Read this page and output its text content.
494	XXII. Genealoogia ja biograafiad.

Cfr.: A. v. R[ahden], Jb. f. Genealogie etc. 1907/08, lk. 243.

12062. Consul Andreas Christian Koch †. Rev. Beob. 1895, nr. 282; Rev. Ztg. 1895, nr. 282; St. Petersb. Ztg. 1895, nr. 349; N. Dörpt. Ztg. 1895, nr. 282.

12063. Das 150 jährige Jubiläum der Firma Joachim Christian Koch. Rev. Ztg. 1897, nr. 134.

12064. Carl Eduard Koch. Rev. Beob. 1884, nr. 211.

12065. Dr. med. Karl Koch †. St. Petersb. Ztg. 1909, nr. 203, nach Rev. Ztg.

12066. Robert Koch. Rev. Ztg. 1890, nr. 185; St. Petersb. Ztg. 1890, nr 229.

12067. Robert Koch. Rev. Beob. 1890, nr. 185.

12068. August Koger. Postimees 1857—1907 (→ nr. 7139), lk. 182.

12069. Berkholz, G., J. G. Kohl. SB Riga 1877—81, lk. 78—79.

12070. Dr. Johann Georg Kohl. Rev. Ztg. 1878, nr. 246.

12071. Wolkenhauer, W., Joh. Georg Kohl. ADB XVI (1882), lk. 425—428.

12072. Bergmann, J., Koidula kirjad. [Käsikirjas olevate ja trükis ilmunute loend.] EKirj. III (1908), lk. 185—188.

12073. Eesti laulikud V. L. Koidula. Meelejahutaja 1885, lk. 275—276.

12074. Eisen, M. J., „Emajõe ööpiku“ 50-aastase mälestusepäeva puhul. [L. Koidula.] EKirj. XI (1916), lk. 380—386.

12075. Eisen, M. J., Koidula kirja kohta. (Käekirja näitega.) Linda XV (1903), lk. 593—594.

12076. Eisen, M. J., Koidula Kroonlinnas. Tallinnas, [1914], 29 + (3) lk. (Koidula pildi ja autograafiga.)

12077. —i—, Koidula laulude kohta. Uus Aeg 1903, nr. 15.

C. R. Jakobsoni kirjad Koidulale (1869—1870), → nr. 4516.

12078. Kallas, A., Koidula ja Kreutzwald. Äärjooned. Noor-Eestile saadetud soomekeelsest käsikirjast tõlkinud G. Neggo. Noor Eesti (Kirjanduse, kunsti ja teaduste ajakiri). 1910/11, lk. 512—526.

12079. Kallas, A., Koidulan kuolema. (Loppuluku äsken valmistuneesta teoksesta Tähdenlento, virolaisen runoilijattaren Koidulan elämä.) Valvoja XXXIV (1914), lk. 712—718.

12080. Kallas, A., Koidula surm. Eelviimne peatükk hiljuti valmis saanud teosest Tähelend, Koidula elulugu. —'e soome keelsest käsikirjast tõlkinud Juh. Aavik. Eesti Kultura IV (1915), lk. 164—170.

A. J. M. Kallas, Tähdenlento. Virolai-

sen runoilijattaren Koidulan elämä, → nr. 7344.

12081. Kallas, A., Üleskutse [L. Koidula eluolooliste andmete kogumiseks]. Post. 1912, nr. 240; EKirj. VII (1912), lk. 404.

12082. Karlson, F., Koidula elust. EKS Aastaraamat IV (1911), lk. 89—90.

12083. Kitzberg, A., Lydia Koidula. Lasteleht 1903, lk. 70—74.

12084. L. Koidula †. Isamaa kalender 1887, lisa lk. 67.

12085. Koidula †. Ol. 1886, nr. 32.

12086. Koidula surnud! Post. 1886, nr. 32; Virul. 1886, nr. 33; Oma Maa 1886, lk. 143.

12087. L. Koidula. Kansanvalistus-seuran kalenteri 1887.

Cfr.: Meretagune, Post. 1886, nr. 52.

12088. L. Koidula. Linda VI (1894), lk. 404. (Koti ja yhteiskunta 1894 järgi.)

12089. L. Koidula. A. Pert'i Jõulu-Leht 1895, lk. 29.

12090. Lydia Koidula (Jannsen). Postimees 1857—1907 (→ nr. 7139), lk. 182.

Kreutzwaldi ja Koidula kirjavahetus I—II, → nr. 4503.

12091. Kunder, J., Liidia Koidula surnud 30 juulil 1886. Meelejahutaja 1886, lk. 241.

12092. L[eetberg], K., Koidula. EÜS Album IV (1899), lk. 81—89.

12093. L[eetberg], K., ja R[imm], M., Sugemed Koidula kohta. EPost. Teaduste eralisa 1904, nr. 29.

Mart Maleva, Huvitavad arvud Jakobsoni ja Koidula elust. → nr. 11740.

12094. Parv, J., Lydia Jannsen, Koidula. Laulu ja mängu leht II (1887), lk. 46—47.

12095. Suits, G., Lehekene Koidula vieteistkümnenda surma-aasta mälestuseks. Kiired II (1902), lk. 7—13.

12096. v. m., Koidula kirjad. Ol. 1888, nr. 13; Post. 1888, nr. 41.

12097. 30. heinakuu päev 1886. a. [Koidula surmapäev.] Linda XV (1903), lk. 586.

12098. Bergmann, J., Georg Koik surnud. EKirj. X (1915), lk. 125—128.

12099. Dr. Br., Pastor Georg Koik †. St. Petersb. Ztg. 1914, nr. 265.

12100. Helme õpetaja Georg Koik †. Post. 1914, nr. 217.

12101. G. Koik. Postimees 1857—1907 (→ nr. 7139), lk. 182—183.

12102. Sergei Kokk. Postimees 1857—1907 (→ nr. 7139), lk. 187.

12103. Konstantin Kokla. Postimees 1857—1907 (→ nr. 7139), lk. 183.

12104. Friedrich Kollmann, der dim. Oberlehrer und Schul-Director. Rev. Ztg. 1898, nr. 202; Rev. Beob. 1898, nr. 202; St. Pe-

§ Do this
Count each line where the string "Tähdenlento" occurs, and write only the number.

§ Answer in full
2